==== Given data ====

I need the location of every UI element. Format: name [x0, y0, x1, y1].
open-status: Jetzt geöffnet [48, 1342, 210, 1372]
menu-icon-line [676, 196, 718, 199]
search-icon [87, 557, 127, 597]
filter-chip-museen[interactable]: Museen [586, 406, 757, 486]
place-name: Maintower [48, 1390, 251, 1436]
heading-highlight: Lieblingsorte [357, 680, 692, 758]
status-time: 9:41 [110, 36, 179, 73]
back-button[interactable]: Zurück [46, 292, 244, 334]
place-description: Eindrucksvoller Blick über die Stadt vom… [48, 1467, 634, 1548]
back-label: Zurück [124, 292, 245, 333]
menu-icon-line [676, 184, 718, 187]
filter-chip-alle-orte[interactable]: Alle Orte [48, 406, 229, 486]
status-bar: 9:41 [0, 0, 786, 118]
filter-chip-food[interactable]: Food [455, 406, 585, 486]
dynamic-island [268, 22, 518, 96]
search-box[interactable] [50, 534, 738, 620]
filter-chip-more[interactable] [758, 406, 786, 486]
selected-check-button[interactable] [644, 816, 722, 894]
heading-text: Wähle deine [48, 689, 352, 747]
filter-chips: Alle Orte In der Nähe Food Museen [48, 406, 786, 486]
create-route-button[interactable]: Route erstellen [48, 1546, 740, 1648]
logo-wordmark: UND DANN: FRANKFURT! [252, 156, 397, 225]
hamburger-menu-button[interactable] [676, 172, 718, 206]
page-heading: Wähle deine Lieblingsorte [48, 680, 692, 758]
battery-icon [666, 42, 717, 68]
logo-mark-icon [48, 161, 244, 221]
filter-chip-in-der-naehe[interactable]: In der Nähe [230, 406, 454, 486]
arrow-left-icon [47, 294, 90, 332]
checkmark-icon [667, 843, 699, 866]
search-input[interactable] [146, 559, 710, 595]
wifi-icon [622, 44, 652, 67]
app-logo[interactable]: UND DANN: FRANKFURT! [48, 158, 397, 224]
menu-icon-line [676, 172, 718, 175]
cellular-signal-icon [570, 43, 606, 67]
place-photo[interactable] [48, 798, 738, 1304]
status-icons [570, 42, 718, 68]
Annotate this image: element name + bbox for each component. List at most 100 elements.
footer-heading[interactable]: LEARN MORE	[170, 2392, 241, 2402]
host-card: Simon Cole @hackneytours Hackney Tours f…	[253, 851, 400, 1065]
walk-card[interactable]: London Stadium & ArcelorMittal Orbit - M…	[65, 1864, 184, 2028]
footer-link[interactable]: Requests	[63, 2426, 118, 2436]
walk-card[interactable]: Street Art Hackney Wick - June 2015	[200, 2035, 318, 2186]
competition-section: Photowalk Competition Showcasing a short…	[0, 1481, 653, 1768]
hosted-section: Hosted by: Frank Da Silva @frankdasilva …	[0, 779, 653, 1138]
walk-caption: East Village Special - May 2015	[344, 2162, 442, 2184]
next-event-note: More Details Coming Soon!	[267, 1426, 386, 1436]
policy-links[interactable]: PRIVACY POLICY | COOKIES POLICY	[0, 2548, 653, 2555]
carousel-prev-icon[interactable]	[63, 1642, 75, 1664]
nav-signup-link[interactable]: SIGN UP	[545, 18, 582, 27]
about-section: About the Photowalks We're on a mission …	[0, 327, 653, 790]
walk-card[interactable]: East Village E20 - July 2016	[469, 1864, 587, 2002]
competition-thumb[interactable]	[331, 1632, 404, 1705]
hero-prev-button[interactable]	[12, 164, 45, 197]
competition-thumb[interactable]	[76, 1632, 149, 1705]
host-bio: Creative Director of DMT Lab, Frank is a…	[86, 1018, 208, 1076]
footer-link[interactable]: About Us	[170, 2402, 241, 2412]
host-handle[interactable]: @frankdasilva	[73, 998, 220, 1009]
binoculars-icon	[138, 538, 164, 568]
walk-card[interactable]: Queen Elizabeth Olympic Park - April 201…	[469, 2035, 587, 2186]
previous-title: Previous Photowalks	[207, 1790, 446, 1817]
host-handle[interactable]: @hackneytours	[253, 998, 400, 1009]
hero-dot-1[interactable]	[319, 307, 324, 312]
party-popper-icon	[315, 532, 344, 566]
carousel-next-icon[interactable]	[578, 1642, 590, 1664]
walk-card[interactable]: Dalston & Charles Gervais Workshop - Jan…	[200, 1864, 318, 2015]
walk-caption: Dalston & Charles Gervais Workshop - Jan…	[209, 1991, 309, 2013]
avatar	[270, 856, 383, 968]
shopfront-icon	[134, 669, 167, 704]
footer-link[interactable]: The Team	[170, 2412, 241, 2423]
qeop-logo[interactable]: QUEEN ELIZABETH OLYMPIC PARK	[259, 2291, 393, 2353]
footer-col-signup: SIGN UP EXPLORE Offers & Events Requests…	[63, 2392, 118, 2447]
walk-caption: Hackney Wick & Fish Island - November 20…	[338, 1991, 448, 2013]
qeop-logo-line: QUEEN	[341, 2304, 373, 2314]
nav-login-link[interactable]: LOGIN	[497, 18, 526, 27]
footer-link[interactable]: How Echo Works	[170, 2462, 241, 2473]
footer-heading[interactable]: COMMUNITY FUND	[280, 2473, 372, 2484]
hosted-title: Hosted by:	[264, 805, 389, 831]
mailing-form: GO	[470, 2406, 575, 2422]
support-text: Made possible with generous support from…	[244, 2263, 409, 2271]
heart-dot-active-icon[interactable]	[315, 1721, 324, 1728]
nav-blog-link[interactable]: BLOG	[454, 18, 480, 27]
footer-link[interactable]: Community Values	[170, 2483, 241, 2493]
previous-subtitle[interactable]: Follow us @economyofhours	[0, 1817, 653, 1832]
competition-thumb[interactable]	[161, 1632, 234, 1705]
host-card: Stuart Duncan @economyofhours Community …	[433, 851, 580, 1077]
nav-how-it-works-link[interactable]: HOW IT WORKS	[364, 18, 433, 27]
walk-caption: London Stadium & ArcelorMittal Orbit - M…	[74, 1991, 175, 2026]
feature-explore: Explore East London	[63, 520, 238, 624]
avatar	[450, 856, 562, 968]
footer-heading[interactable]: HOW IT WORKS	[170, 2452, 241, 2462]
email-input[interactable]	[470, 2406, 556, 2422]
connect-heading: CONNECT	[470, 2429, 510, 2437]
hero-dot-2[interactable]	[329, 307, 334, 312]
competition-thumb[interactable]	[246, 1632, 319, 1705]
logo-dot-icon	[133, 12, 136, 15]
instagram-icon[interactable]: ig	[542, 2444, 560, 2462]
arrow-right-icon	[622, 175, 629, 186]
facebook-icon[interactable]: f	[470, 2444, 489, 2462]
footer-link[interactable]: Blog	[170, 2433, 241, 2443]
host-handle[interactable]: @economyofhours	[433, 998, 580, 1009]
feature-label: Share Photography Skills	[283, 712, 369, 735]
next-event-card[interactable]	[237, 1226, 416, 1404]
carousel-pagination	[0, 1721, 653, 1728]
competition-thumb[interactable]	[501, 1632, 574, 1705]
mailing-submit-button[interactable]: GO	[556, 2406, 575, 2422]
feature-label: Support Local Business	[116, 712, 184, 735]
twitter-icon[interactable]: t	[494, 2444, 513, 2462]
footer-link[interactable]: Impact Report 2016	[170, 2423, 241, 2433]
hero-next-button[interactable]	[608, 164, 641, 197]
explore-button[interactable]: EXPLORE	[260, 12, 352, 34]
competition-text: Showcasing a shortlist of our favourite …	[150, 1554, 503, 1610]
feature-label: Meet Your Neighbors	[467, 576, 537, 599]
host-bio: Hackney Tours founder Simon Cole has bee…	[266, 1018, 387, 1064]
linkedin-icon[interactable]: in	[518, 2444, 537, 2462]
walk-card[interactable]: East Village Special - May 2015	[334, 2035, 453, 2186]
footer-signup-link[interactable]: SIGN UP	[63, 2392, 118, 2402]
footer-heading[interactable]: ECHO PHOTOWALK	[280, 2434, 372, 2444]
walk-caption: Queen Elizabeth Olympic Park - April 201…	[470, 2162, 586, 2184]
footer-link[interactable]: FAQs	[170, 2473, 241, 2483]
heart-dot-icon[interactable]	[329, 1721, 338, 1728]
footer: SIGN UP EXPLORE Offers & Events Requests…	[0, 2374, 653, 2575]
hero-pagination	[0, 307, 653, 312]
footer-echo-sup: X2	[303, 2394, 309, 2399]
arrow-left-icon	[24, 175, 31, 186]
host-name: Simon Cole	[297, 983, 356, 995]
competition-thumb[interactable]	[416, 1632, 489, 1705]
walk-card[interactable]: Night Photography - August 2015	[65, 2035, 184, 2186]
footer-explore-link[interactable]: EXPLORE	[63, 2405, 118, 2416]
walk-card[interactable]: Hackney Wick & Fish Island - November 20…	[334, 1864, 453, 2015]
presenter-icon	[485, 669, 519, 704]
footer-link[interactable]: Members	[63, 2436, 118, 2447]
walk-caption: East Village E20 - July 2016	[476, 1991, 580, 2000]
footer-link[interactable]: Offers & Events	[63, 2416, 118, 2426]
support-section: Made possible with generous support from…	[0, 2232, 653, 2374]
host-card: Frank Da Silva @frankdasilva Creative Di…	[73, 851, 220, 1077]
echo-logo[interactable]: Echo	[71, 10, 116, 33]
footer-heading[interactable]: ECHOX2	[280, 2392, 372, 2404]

====

= Exercise details =
Can you reproduce the material word for word, beginning at its very first line and stopping after the line that contains "hamburger-menu-button[interactable] [676, 172, 718, 206]", with that line included?

= Output =
I need the location of every UI element. Format: name [x0, y0, x1, y1].
open-status: Jetzt geöffnet [48, 1342, 210, 1372]
menu-icon-line [676, 196, 718, 199]
search-icon [87, 557, 127, 597]
filter-chip-museen[interactable]: Museen [586, 406, 757, 486]
place-name: Maintower [48, 1390, 251, 1436]
heading-highlight: Lieblingsorte [357, 680, 692, 758]
status-time: 9:41 [110, 36, 179, 73]
back-button[interactable]: Zurück [46, 292, 244, 334]
place-description: Eindrucksvoller Blick über die Stadt vom… [48, 1467, 634, 1548]
back-label: Zurück [124, 292, 245, 333]
menu-icon-line [676, 184, 718, 187]
filter-chip-alle-orte[interactable]: Alle Orte [48, 406, 229, 486]
status-bar: 9:41 [0, 0, 786, 118]
filter-chip-food[interactable]: Food [455, 406, 585, 486]
dynamic-island [268, 22, 518, 96]
search-box[interactable] [50, 534, 738, 620]
filter-chip-more[interactable] [758, 406, 786, 486]
selected-check-button[interactable] [644, 816, 722, 894]
heading-text: Wähle deine [48, 689, 352, 747]
filter-chips: Alle Orte In der Nähe Food Museen [48, 406, 786, 486]
create-route-button[interactable]: Route erstellen [48, 1546, 740, 1648]
logo-wordmark: UND DANN: FRANKFURT! [252, 156, 397, 225]
hamburger-menu-button[interactable] [676, 172, 718, 206]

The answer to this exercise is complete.